- [Dataset records]:
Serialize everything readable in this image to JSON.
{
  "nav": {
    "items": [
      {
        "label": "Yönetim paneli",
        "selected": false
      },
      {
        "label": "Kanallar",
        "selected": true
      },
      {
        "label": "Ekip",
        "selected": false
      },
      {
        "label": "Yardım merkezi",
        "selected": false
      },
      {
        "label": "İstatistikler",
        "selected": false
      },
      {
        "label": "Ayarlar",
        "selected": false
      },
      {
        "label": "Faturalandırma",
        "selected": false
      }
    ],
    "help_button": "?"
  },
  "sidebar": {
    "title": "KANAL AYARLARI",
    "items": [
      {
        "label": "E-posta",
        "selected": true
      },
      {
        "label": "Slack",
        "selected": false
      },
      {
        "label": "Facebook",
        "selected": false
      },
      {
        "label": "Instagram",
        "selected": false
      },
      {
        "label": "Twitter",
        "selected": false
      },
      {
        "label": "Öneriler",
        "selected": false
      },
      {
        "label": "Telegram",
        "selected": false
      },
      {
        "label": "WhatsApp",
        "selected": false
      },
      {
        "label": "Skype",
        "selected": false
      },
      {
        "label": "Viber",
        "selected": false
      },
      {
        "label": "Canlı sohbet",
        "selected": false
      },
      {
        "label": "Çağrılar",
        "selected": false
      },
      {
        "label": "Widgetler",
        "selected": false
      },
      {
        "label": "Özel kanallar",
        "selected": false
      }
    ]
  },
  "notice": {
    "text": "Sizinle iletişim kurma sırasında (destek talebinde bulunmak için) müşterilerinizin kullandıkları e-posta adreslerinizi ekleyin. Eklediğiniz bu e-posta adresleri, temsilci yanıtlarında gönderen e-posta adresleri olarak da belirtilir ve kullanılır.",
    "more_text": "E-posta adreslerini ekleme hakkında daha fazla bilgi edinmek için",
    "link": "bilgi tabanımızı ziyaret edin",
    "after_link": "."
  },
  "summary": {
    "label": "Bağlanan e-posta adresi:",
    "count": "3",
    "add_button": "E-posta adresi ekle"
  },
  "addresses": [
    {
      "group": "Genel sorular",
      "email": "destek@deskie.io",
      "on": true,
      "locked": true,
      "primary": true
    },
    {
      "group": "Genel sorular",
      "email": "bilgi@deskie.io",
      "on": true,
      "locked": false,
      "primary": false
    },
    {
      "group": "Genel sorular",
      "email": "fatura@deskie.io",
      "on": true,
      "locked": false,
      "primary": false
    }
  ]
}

- [What needs to be done]: Output the complete data exactly as written.

- [The reply]:
Serialize everything readable in this image to JSON.
{
  "nav": {
    "items": [
      {
        "label": "Yönetim paneli",
        "selected": false
      },
      {
        "label": "Kanallar",
        "selected": true
      },
      {
        "label": "Ekip",
        "selected": false
      },
      {
        "label": "Yardım merkezi",
        "selected": false
      },
      {
        "label": "İstatistikler",
        "selected": false
      },
      {
        "label": "Ayarlar",
        "selected": false
      },
      {
        "label": "Faturalandırma",
        "selected": false
      }
    ],
    "help_button": "?"
  },
  "sidebar": {
    "title": "KANAL AYARLARI",
    "items": [
      {
        "label": "E-posta",
        "selected": true
      },
      {
        "label": "Slack",
        "selected": false
      },
      {
        "label": "Facebook",
        "selected": false
      },
      {
        "label": "Instagram",
        "selected": false
      },
      {
        "label": "Twitter",
        "selected": false
      },
      {
        "label": "Öneriler",
        "selected": false
      },
      {
        "label": "Telegram",
        "selected": false
      },
      {
        "label": "WhatsApp",
        "selected": false
      },
      {
        "label": "Skype",
        "selected": false
      },
      {
        "label": "Viber",
        "selected": false
      },
      {
        "label": "Canlı sohbet",
        "selected": false
      },
      {
        "label": "Çağrılar",
        "selected": false
      },
      {
        "label": "Widgetler",
        "selected": false
      },
      {
        "label": "Özel kanallar",
        "selected": false
      }
    ]
  },
  "notice": {
    "text": "Sizinle iletişim kurma sırasında (destek talebinde bulunmak için) müşterilerinizin kullandıkları e-posta adreslerinizi ekleyin. Eklediğiniz bu e-posta adresleri, temsilci yanıtlarında gönderen e-posta adresleri olarak da belirtilir ve kullanılır.",
    "more_text": "E-posta adreslerini ekleme hakkında daha fazla bilgi edinmek için",
    "link": "bilgi tabanımızı ziyaret edin",
    "after_link": "."
  },
  "summary": {
    "label": "Bağlanan e-posta adresi:",
    "count": "3",
    "add_button": "E-posta adresi ekle"
  },
  "addresses": [
    {
      "group": "Genel sorular",
      "email": "destek@deskie.io",
      "on": true,
      "locked": true,
      "primary": true
    },
    {
      "group": "Genel sorular",
      "email": "bilgi@deskie.io",
      "on": true,
      "locked": false,
      "primary": false
    },
    {
      "group": "Genel sorular",
      "email": "fatura@deskie.io",
      "on": true,
      "locked": false,
      "primary": false
    }
  ]
}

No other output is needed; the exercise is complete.